───── Source
Les pères pris dans le devoir professionnel

Les hommes, la plupart d’entre eux, semblent en panne à mi-chemin des changements, comme s’ils hésitaient à confirmer l’essai des évolutions qu’ils ont pourtant déjà accomplies, et que tout le monde peut constater : des hommes plus attentifs et proches de leurs enfants, des hommes plus sensibles dans leurs rapports avec les femmes dans la vie privée, et mieux informés sur le problème des inégalités entre hommes et femmes dans le travail et la société. Néanmoins, la réalité des constats est là, têtue, insistante et démoralisante, qui montre que les femmes assument encore 72 % des tâches domestiques, que les enfants sont pris en charge majoritairement par des mères à la maison, par des femmes dans les lieux où ils sont accueillis, soignés, instruits, éduqués en dehors de la famille. À tel point que les hommes vivent ces constats sociologiques comme une agression, et les exigences des femmes, et de leur femme, de trouver un meilleur équilibre entre la vie privée et l’investissement professionnel, comme un abus. Conscients qu’ils font plus que leurs pères, bien plus que leurs grands-pères, ils se raidissent à l’idée que les femmes ne seraient jamais satisfaites. Le malaise grandit, la défiance aussi.
──────────
*Consigne A*
Relevez dans la source les trois adjectifs qui qualifient « la réalité des constats ».
───── Lignes disponibles
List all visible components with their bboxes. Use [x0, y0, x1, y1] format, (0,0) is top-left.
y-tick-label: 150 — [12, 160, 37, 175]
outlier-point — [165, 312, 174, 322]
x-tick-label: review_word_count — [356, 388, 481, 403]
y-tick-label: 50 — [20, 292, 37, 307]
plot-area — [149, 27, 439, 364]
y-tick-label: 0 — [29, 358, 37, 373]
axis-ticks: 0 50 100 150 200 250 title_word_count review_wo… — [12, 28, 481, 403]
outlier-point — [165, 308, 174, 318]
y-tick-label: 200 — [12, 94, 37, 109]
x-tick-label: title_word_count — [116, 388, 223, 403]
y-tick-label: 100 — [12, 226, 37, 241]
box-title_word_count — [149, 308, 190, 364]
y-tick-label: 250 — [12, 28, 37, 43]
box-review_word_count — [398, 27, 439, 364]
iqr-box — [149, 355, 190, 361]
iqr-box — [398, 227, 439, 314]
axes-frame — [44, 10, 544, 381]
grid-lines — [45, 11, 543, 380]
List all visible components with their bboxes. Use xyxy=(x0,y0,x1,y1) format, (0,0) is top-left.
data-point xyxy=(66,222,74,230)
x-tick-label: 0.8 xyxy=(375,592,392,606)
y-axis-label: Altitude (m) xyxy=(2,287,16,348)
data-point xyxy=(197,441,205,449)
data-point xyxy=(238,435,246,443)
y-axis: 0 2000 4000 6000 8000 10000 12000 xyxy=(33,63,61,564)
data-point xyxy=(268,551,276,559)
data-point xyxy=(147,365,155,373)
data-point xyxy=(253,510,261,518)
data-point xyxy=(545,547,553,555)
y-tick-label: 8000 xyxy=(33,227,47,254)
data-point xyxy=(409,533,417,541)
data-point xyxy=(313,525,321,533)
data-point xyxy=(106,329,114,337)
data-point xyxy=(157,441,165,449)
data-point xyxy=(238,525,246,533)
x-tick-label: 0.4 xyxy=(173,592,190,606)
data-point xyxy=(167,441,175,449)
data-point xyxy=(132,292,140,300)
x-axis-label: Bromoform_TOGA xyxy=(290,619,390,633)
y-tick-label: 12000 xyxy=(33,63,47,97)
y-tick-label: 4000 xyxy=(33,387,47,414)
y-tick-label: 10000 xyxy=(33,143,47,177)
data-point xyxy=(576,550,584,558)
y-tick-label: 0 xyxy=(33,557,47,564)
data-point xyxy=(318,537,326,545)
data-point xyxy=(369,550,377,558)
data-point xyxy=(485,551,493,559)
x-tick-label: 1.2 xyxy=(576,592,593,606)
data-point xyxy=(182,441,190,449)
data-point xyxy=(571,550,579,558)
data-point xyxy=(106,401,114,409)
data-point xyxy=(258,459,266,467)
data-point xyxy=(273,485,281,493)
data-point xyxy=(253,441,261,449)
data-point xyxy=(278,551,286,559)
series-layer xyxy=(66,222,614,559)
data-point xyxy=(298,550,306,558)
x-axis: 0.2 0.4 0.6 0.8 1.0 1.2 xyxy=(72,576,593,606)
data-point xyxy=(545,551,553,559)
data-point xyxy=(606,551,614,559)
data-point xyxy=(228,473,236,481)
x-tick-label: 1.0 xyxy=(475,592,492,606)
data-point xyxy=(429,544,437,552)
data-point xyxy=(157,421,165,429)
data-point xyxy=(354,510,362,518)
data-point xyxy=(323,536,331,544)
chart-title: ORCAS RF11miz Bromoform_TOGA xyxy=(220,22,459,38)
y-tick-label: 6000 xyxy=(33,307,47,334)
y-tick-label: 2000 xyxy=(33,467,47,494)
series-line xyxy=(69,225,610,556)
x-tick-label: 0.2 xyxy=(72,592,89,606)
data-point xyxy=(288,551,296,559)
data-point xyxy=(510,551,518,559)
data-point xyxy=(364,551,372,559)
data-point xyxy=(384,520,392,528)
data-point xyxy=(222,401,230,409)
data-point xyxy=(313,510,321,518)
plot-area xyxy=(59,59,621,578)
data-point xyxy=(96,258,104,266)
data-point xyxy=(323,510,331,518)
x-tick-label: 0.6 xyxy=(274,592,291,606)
──────────
*Consigne B*
Modifiez les lignes fournies en partant de la première d'entre elles et en terminant par celle qui contient « data-point xyxy=(167,441,175,449) », bornes incluses : remplacez « x-tick-label » par « etiquette-x » sans rien changer d'autre, et ne donnez que ces lignes.

*Réponse A*
têtue, insistante, démoralisante

*Réponse B*
List all visible components with their bboxes. Use [x0, y0, x1, y1] format, (0,0) is top-left.
y-tick-label: 150 — [12, 160, 37, 175]
outlier-point — [165, 312, 174, 322]
etiquette-x: review_word_count — [356, 388, 481, 403]
y-tick-label: 50 — [20, 292, 37, 307]
plot-area — [149, 27, 439, 364]
y-tick-label: 0 — [29, 358, 37, 373]
axis-ticks: 0 50 100 150 200 250 title_word_count review_wo… — [12, 28, 481, 403]
outlier-point — [165, 308, 174, 318]
y-tick-label: 200 — [12, 94, 37, 109]
etiquette-x: title_word_count — [116, 388, 223, 403]
y-tick-label: 100 — [12, 226, 37, 241]
box-title_word_count — [149, 308, 190, 364]
y-tick-label: 250 — [12, 28, 37, 43]
box-review_word_count — [398, 27, 439, 364]
iqr-box — [149, 355, 190, 361]
iqr-box — [398, 227, 439, 314]
axes-frame — [44, 10, 544, 381]
grid-lines — [45, 11, 543, 380]
List all visible components with their bboxes. Use xyxy=(x0,y0,x1,y1) format, (0,0) is top-left.
data-point xyxy=(66,222,74,230)
etiquette-x: 0.8 xyxy=(375,592,392,606)
y-axis-label: Altitude (m) xyxy=(2,287,16,348)
data-point xyxy=(197,441,205,449)
data-point xyxy=(238,435,246,443)
y-axis: 0 2000 4000 6000 8000 10000 12000 xyxy=(33,63,61,564)
data-point xyxy=(268,551,276,559)
data-point xyxy=(147,365,155,373)
data-point xyxy=(253,510,261,518)
data-point xyxy=(545,547,553,555)
y-tick-label: 8000 xyxy=(33,227,47,254)
data-point xyxy=(409,533,417,541)
data-point xyxy=(313,525,321,533)
data-point xyxy=(106,329,114,337)
data-point xyxy=(157,441,165,449)
data-point xyxy=(238,525,246,533)
etiquette-x: 0.4 xyxy=(173,592,190,606)
data-point xyxy=(167,441,175,449)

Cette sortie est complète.